Each line that holds the string "title" counts once; say how many such lines there are and add nothing.

**********

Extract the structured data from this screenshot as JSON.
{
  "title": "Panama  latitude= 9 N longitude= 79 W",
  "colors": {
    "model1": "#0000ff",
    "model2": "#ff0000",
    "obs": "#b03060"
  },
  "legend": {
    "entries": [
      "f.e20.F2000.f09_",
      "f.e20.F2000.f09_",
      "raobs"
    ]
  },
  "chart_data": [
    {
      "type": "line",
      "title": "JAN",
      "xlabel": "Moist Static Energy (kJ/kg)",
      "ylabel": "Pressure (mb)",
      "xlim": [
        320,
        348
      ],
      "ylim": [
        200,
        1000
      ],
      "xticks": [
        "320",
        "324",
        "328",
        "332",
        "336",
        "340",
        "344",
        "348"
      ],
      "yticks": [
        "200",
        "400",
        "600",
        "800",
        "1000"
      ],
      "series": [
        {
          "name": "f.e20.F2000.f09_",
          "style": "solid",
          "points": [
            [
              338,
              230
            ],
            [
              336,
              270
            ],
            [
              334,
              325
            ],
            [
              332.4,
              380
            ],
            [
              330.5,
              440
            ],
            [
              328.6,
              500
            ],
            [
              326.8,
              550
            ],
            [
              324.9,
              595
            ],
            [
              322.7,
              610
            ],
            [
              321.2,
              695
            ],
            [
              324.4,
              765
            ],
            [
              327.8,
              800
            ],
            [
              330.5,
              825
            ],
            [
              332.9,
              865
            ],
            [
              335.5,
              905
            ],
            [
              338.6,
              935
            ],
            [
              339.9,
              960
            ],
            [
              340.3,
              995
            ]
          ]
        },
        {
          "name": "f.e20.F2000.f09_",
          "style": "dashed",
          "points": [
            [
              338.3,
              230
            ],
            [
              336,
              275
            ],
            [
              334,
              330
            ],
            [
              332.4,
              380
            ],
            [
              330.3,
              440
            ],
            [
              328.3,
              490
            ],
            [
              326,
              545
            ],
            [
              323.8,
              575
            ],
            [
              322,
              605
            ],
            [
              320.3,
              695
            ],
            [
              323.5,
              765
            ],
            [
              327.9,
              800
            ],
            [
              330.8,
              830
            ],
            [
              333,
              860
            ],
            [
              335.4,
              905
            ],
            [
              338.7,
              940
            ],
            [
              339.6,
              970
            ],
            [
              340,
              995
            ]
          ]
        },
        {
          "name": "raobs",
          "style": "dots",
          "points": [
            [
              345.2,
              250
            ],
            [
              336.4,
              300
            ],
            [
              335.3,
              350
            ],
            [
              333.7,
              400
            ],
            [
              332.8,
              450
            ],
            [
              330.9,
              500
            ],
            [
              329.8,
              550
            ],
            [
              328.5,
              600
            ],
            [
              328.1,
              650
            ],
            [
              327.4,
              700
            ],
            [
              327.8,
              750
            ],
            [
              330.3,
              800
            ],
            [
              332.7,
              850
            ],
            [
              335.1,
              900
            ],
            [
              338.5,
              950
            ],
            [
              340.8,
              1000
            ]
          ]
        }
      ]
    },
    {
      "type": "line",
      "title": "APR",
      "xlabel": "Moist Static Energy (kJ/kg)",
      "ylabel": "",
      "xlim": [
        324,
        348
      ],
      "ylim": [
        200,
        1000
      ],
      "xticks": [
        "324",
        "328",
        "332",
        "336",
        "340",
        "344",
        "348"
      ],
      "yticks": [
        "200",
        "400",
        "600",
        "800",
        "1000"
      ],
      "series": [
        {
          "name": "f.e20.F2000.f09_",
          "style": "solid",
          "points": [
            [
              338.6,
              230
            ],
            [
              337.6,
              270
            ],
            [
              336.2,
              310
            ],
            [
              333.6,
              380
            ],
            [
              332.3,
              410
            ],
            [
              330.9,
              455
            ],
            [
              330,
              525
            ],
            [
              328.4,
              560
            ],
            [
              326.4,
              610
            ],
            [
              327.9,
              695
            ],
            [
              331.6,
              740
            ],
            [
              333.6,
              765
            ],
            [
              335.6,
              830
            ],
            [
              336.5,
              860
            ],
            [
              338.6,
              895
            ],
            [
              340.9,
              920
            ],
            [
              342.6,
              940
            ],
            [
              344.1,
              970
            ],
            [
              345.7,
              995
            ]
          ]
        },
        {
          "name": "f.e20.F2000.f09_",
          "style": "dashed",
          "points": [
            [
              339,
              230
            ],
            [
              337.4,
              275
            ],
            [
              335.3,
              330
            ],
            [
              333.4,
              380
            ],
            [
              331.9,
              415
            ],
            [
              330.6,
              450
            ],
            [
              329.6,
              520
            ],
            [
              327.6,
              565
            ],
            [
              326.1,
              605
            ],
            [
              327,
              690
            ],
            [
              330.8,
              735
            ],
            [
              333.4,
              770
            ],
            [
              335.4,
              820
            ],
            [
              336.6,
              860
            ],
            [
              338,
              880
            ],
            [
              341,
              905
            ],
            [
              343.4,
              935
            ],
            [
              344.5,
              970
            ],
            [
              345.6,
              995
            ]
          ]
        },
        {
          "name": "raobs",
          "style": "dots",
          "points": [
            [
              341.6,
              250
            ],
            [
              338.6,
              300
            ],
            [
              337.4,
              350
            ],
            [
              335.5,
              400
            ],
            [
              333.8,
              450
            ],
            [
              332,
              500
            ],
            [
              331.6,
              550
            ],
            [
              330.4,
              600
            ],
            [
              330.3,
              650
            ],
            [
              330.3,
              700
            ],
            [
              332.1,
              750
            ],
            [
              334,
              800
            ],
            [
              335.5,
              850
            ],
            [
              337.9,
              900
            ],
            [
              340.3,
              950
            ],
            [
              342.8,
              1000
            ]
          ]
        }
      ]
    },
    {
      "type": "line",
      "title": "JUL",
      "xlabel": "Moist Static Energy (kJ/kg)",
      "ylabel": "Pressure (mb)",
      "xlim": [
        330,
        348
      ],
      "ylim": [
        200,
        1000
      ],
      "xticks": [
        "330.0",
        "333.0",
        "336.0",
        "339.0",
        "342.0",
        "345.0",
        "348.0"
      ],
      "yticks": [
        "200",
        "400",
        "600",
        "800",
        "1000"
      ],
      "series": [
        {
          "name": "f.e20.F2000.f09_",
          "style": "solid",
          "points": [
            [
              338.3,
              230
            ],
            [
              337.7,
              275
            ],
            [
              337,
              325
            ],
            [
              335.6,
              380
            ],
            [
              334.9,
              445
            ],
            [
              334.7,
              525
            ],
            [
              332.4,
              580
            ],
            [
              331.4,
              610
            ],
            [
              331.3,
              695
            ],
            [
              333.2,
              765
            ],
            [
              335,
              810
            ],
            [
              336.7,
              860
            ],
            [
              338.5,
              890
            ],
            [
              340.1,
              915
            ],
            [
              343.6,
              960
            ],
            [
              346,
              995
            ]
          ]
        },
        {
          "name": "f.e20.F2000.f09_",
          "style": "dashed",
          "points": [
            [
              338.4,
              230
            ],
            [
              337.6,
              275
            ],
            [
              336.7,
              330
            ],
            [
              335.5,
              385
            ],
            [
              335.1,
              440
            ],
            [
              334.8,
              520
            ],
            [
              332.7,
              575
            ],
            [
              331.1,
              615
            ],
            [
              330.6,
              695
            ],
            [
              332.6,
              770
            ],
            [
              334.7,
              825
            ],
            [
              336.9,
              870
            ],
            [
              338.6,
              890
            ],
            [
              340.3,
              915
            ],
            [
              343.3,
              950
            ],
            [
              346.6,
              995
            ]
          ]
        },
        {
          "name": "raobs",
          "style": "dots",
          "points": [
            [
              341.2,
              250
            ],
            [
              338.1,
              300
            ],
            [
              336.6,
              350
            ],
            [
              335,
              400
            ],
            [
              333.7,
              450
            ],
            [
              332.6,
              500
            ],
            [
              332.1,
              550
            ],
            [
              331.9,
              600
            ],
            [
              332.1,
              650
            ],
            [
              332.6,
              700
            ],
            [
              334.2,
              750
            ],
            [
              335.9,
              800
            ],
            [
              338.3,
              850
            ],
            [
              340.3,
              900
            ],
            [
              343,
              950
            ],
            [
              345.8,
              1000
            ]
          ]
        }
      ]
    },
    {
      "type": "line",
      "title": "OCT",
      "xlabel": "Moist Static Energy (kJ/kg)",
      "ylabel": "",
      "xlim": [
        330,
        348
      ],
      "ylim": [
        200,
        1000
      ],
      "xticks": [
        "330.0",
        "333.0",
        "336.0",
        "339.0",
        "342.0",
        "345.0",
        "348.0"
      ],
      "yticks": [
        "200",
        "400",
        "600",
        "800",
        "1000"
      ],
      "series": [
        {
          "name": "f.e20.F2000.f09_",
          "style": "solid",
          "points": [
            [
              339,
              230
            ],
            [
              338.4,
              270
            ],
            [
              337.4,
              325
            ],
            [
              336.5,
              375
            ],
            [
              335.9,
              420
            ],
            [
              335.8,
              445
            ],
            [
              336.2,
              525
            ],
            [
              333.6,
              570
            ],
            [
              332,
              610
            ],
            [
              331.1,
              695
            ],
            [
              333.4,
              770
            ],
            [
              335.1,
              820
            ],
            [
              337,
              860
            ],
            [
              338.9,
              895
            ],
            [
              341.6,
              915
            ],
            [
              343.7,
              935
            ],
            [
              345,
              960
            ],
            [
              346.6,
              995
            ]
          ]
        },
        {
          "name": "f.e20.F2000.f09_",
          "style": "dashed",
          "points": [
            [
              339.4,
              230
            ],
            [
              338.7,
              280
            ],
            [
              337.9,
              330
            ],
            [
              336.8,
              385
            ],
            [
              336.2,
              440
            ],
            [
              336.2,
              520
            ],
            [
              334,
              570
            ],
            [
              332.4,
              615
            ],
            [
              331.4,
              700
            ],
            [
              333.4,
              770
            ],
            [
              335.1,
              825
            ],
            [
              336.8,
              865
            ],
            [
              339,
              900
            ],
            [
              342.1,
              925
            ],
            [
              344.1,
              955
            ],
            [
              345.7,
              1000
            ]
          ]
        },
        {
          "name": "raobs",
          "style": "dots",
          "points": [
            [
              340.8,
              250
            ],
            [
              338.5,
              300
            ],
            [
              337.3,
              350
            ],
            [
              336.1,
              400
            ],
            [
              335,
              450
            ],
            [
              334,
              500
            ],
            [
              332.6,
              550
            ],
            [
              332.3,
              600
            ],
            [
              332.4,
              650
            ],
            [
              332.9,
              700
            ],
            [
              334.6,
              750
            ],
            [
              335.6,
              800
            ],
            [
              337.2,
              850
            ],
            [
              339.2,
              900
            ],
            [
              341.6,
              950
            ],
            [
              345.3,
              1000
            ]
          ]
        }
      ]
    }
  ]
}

**********

**TASK RESPONSE:** 5